▶ REQUIREMENT: Copy out each line of the data that includes the string "xlabel".

____

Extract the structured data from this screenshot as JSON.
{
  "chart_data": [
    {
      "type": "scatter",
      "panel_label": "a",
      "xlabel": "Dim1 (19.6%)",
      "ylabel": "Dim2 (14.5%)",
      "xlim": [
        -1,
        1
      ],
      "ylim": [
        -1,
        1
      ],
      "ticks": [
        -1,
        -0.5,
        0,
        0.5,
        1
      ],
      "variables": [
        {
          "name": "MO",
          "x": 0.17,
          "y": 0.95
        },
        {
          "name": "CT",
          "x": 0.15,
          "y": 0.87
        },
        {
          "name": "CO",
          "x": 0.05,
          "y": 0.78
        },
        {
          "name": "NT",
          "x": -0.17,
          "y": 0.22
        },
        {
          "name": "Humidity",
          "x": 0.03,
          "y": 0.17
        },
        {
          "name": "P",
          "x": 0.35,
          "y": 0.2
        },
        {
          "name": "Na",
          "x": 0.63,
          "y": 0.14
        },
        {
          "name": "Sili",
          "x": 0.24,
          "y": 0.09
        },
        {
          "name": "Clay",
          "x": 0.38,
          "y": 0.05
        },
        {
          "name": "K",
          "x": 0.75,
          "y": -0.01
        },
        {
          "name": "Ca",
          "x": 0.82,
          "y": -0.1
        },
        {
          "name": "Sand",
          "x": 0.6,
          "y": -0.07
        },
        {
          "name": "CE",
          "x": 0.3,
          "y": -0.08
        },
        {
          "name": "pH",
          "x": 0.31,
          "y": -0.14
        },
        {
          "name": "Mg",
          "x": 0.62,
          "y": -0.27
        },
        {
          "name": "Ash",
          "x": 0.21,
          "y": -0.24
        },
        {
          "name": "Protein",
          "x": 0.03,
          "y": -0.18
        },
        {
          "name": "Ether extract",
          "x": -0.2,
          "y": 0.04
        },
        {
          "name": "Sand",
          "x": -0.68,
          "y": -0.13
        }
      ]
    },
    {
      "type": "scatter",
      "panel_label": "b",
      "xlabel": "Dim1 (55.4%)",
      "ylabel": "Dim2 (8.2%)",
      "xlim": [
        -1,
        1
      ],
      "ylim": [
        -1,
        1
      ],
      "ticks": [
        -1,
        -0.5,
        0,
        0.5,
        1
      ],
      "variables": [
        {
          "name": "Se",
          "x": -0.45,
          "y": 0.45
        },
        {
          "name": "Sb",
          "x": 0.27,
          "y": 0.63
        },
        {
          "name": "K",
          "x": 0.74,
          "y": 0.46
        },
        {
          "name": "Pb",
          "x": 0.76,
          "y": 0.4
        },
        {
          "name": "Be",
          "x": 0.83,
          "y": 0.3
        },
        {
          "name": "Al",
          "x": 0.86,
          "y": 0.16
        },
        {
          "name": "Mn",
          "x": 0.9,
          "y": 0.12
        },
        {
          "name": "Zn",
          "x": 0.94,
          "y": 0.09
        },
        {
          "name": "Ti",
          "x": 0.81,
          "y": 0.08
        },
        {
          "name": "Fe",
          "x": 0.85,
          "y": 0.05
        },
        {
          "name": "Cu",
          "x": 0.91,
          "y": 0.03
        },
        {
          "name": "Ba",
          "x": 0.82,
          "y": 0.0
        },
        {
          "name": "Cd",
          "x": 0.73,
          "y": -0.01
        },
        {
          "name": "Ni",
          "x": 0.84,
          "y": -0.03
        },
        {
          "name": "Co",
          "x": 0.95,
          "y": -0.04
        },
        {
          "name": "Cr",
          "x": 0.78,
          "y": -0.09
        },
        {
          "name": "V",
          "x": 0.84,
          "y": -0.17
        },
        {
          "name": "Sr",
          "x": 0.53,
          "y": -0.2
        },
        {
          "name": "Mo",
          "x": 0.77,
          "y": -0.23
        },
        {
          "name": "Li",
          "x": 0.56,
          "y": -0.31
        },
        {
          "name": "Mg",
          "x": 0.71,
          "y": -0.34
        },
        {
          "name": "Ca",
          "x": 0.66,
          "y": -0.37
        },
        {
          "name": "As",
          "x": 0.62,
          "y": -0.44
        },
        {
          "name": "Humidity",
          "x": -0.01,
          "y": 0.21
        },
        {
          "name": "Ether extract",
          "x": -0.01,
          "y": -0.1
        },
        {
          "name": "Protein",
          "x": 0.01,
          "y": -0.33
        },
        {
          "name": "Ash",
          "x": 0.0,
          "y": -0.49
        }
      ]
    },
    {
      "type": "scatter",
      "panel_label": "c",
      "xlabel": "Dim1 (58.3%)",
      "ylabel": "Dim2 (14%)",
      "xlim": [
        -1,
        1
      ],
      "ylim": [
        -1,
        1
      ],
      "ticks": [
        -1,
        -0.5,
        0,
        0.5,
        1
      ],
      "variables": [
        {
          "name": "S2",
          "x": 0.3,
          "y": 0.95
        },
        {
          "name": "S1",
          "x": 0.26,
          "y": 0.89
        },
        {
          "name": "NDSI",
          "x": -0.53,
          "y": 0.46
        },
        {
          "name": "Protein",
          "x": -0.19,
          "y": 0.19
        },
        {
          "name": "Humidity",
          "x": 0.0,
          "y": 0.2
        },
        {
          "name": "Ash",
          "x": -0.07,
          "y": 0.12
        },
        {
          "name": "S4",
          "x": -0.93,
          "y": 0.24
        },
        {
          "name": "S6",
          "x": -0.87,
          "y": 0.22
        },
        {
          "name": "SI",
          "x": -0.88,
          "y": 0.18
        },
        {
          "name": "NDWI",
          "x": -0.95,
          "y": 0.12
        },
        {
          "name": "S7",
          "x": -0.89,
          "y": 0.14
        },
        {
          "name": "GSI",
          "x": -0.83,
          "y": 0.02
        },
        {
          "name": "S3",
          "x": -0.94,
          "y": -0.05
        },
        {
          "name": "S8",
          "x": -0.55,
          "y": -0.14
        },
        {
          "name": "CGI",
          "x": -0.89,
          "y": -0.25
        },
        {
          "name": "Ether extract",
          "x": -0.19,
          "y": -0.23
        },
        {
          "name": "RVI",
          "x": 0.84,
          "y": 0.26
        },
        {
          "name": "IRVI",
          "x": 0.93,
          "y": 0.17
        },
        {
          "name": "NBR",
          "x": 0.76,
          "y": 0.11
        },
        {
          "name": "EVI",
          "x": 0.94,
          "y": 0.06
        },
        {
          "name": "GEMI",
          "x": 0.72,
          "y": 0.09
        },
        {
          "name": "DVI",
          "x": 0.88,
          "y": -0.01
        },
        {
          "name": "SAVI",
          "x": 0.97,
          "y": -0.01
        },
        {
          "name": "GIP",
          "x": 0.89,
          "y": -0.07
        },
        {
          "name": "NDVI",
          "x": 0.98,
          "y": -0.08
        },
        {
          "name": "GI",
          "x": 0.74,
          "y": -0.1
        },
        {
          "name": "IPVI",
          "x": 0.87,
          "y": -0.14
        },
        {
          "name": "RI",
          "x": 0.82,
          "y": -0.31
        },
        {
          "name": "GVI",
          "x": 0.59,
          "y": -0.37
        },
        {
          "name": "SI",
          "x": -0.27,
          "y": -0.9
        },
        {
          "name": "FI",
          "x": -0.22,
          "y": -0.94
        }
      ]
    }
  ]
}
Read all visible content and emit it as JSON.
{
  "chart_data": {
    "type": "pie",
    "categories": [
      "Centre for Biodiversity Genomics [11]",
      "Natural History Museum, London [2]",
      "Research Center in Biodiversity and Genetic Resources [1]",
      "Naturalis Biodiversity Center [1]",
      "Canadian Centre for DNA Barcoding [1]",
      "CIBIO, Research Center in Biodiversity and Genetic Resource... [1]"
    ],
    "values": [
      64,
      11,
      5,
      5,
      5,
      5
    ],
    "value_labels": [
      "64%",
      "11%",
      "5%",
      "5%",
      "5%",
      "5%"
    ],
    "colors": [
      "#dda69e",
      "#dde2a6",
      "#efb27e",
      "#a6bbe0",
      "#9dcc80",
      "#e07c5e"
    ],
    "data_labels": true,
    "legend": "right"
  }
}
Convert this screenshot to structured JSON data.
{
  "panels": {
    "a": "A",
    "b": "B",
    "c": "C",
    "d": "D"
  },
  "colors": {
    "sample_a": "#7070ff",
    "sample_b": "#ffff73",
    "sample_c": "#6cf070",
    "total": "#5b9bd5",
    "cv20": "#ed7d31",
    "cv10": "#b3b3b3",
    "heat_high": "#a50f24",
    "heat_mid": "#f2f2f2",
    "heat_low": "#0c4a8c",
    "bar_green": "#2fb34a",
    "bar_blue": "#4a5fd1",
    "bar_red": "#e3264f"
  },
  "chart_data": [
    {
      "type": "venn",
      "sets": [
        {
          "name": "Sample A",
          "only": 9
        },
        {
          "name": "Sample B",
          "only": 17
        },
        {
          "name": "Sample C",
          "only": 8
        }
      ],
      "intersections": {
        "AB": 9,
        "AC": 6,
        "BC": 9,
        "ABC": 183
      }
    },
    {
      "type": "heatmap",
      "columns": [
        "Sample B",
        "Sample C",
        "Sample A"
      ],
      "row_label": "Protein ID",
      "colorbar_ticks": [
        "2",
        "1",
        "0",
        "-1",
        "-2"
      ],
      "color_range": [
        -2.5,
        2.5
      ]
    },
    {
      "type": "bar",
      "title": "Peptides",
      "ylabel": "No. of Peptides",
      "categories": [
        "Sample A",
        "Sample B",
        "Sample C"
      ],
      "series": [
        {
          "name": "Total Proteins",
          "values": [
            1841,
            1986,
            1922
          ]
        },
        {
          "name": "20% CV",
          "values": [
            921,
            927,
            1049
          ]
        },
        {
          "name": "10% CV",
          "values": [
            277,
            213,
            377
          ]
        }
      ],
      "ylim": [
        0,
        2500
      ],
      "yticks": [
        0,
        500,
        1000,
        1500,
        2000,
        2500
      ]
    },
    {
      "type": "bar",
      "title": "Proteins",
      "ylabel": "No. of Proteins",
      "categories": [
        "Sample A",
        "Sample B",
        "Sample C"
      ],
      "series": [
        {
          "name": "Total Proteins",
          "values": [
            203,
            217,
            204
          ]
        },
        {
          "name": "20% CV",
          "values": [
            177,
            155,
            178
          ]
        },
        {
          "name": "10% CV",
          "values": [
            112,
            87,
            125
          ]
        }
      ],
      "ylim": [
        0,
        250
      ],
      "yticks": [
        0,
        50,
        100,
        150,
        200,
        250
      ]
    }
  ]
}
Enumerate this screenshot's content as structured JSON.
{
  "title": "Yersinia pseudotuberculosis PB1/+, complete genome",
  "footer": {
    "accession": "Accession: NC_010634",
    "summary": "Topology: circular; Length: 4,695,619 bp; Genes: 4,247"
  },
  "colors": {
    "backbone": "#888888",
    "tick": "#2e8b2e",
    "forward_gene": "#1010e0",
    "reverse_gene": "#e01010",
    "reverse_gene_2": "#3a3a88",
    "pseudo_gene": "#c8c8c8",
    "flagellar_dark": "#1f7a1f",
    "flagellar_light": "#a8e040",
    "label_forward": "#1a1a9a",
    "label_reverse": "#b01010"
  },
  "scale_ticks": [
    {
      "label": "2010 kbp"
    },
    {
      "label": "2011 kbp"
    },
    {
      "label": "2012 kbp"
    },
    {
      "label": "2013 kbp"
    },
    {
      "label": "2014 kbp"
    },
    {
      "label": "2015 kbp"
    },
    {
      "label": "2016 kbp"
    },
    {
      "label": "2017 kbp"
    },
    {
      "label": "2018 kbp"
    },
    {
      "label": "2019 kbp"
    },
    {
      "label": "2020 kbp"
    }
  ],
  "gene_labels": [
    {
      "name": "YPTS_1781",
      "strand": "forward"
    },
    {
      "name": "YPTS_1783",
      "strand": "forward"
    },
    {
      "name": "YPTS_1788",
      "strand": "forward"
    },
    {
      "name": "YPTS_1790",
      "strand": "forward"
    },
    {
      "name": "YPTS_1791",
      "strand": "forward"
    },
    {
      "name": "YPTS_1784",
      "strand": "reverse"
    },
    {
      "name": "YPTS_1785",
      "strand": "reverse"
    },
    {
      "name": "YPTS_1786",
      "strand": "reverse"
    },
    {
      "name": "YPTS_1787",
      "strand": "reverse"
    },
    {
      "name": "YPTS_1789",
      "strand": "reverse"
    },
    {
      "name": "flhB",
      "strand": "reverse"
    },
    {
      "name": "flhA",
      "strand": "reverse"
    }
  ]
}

____

▶ ANSWER SECTION:
      "xlabel": "Dim1 (19.6%)",
      "xlabel": "Dim1 (55.4%)",
      "xlabel": "Dim1 (58.3%)",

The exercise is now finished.